SELECTED PASSAGE:
┌──

# Assignment 2: JSON to CSV Conversion and Data Visualization
## Overview:

In this assignment, you'll:

Read a JSON file containing transportation data.
Convert the data to a CSV file.
Visualize the data using Matplotlib and Seaborn using the dataset output.

Dataset:

The dataset contains transportation information, including delay times, scheduled times, and route IDs. Each JSON file holds trip data.

## Step 0: Install and import libraries, Download Dataset

In [None]:
import sys
!{sys.executable} -m pip install --upgrade tqdm
!{sys.executable} -m pip install --upgrade requests
!{sys.executable} -m pip install --upgrade pandas

In [None]:
import requests
dataset_url = "https://gitea.zuzu.red/EthanPisani/LTC-Bus/media/branch/main/sample_data/day_dataset.zip"
r = requests.get(dataset_url, allow_redirects=True)
open('data/day_dataset.zip', 'wb').write(r.content)

# unzip the dataset
import zipfile

with zipfile.ZipFile("data/day_dataset.zip", 'r') as zip_ref:
    zip_ref.extractall("data")

# remove the zip file
import os
os.remove("data/day_dataset.zip")

In [5]:
import json
import csv
import pandas as pd
import glob
import time
import tqdm
import multiprocessing
from multiprocessing import Pool


## Part 1: Inspecting the data

In this section we will inpect the data and see what it does. Try to play arround with the json file and get data into a test csv file.

Data points such as: scheduled unix timestamp, route_id, delay, stop_id, vehicle_id

In [None]:
data = None
unixTime = 1730113021 # timestamp in unix time that the snapshot was taken (in the file name)

└──

Annotated element listings:
┌──

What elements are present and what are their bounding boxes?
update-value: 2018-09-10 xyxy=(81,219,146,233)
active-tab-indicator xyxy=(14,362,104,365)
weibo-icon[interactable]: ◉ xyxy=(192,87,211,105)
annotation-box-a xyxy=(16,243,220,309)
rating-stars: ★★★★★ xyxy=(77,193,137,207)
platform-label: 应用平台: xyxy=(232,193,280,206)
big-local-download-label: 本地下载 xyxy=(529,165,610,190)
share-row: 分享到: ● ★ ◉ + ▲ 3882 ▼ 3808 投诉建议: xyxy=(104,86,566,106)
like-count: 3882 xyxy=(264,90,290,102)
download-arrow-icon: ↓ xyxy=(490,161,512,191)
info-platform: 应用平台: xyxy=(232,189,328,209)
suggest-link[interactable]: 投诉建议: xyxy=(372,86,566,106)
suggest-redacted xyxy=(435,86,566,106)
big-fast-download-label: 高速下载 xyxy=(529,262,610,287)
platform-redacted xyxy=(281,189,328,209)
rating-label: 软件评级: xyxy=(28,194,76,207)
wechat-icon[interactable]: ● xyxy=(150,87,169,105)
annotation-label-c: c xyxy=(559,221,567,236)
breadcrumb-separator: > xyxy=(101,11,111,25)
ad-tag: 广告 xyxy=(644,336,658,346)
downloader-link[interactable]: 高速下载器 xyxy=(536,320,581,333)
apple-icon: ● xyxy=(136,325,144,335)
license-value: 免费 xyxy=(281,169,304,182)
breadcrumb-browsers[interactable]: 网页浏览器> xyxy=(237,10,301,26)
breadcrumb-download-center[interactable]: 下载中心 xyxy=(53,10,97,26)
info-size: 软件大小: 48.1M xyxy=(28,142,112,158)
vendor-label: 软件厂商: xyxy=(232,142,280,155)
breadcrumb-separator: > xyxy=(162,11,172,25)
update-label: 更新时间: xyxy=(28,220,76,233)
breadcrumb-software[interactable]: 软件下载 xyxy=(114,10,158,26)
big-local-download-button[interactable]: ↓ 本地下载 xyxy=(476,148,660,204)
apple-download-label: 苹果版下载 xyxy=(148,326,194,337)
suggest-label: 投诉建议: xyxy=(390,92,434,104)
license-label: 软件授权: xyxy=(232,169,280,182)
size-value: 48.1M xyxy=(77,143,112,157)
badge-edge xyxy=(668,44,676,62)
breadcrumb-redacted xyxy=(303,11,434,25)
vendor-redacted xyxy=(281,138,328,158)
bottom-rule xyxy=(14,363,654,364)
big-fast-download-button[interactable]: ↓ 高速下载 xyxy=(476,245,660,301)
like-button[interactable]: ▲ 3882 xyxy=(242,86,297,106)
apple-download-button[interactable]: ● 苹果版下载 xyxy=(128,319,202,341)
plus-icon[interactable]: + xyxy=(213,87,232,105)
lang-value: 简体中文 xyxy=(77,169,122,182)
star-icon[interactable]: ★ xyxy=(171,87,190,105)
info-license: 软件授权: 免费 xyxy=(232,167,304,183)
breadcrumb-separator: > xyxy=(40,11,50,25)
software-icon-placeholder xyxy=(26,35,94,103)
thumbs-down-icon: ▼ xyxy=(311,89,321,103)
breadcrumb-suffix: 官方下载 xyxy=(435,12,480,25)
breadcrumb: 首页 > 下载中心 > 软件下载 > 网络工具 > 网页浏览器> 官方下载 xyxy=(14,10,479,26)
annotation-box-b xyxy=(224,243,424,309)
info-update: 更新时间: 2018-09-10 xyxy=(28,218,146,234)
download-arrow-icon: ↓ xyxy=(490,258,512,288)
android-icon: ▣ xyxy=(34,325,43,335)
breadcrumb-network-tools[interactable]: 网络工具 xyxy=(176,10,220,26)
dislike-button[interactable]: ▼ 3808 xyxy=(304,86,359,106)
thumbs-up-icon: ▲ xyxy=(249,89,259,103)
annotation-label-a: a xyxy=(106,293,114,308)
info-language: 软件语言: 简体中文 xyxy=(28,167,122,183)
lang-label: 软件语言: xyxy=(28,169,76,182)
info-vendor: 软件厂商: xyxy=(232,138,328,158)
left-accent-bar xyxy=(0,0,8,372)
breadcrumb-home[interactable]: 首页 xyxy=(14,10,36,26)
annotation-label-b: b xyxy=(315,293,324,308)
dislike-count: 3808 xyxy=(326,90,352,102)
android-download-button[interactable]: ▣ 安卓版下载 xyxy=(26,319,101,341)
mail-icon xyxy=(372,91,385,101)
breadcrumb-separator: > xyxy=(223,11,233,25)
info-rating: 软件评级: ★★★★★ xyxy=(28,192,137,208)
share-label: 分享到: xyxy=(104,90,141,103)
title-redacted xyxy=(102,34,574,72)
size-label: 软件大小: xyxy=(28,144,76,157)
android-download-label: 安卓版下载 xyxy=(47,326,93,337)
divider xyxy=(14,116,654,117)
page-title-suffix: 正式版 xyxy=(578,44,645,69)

└──

EXERCISE TASK 1: Can you give the assignment again from "# Assignment 2: JSON" to "a CSV file.", changing "transportation" to "transit"?
EXERCISE TASK 2: Which lines of the records contain the string "软件下载"? Copy each of them, treating case as significant.

RESULT 1:
# Assignment 2: JSON to CSV Conversion and Data Visualization
## Overview:

In this assignment, you'll:

Read a JSON file containing transit data.
Convert the data to a CSV file.

RESULT 2:
breadcrumb-software[interactable]: 软件下载 xyxy=(114,10,158,26)
breadcrumb: 首页 > 下载中心 > 软件下载 > 网络工具 > 网页浏览器> 官方下载 xyxy=(14,10,479,26)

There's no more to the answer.